— Task to complete —
Set down exactly the lines from the one containing "Transcribe the text in this document." through the last line of the records below, both included, and nothing else.

[Dataset excerpt]
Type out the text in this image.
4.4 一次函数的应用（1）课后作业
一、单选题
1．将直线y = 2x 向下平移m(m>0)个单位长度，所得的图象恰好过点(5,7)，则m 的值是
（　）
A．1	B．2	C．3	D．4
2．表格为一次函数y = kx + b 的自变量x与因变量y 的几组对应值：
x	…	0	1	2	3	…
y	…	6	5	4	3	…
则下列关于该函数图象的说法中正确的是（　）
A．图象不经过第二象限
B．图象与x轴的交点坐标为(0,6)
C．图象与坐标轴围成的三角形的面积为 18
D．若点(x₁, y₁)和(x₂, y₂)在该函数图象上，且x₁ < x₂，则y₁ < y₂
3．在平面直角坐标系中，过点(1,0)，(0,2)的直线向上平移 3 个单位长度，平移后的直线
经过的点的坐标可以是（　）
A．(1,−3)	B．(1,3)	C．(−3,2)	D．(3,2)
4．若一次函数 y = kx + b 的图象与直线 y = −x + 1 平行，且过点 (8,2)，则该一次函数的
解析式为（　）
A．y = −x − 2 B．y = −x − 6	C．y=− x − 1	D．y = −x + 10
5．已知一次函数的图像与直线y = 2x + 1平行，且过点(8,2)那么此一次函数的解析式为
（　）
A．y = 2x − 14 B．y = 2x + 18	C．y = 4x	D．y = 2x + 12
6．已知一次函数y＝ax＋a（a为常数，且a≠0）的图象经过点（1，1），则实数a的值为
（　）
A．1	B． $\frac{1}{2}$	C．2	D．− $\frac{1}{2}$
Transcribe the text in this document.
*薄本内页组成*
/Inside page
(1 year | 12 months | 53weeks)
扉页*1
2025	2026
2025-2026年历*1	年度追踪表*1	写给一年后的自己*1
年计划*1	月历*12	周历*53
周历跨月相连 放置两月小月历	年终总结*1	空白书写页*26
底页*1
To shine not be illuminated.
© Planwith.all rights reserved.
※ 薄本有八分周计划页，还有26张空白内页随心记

— Worked answer —
Transcribe the text in this document.
*薄本内页组成*
/Inside page
(1 year | 12 months | 53weeks)
扉页*1
2025	2026
2025-2026年历*1	年度追踪表*1	写给一年后的自己*1
年计划*1	月历*12	周历*53
周历跨月相连 放置两月小月历	年终总结*1	空白书写页*26
底页*1
To shine not be illuminated.
© Planwith.all rights reserved.
※ 薄本有八分周计划页，还有26张空白内页随心记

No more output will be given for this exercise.